### Work to do
Each line containing the word "true" should be found and copied.

### Supplied records
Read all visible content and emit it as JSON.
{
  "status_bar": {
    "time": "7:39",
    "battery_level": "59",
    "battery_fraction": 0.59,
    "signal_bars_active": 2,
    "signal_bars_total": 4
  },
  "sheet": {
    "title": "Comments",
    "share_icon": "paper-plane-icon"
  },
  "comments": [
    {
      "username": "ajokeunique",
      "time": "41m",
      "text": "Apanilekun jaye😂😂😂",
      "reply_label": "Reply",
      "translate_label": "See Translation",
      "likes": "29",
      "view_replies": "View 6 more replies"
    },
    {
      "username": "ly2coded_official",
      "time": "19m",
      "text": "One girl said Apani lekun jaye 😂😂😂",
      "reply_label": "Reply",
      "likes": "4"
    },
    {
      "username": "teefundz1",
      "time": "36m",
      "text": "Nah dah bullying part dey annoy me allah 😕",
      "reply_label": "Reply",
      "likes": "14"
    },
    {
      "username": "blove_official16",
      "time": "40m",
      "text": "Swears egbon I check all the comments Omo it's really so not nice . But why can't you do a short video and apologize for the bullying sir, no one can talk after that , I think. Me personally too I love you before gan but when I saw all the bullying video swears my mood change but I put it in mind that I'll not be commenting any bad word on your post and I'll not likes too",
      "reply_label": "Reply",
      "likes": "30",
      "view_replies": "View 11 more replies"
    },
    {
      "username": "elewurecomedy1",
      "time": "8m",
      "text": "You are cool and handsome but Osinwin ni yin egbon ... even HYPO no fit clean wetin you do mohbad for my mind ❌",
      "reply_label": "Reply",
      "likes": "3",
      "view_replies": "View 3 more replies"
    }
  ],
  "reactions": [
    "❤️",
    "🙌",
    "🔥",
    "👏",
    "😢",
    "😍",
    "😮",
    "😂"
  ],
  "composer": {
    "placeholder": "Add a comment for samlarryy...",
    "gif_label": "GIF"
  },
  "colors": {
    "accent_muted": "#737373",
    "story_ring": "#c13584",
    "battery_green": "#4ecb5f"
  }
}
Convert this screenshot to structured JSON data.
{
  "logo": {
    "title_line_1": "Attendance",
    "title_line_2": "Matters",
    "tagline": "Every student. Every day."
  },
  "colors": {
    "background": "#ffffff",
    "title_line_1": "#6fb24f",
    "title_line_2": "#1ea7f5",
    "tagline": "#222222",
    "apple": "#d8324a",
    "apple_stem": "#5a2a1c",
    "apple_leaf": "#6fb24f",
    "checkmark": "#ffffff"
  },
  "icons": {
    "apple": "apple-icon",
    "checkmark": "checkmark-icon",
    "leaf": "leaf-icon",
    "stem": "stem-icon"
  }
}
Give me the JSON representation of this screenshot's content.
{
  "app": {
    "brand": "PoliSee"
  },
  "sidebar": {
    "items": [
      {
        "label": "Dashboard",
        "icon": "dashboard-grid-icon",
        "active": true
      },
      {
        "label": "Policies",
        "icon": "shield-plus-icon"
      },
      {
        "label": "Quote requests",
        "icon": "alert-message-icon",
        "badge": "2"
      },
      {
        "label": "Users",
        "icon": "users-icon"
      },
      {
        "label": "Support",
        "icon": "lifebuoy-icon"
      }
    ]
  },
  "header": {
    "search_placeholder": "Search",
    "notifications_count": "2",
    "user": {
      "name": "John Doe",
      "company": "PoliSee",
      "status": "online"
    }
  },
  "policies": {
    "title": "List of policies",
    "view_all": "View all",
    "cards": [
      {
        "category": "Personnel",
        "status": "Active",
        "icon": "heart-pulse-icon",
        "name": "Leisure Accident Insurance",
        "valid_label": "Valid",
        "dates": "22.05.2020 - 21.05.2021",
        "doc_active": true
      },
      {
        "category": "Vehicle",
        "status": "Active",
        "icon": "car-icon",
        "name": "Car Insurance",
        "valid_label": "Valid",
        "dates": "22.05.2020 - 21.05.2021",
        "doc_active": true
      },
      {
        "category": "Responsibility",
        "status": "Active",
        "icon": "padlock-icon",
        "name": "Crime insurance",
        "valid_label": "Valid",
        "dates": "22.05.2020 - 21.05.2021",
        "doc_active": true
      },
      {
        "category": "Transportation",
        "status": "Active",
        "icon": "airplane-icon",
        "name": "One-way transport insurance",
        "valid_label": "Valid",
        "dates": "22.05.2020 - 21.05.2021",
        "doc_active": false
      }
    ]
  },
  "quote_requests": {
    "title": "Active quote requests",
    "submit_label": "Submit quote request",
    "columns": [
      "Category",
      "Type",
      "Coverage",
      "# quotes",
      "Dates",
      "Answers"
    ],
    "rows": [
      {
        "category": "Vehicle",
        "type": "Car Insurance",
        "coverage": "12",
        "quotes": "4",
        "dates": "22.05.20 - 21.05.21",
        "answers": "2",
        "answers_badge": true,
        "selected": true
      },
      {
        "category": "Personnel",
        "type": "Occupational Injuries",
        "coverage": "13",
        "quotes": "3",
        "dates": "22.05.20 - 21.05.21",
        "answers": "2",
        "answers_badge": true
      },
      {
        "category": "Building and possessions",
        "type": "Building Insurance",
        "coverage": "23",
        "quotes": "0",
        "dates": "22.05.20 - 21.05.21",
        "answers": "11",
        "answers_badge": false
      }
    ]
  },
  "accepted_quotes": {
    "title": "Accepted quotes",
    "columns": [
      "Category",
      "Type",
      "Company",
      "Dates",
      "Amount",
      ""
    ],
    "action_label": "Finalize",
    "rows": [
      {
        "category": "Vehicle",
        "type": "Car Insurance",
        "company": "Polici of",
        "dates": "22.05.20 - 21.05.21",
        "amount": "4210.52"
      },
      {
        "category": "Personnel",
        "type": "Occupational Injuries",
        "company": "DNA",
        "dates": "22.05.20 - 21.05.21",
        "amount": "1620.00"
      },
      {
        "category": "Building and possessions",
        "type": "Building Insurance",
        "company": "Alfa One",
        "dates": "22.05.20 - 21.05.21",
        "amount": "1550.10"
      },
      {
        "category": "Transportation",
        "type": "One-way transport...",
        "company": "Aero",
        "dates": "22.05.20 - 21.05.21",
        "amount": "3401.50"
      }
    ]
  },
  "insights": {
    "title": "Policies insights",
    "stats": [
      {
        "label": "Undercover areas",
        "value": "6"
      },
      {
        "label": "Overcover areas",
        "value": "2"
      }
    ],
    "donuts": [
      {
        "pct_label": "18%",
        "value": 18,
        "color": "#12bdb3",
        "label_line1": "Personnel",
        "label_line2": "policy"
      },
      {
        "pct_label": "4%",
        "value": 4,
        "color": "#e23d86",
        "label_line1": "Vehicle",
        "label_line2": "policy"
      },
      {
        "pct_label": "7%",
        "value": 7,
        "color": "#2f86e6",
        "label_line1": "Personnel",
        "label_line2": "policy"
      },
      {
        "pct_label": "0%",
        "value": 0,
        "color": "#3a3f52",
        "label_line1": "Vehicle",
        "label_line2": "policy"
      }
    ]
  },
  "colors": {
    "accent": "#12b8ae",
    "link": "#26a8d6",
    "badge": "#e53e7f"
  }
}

### Task solution
        "active": true
        "doc_active": true
        "doc_active": true
        "doc_active": true
        "answers_badge": true,
        "selected": true
        "answers_badge": true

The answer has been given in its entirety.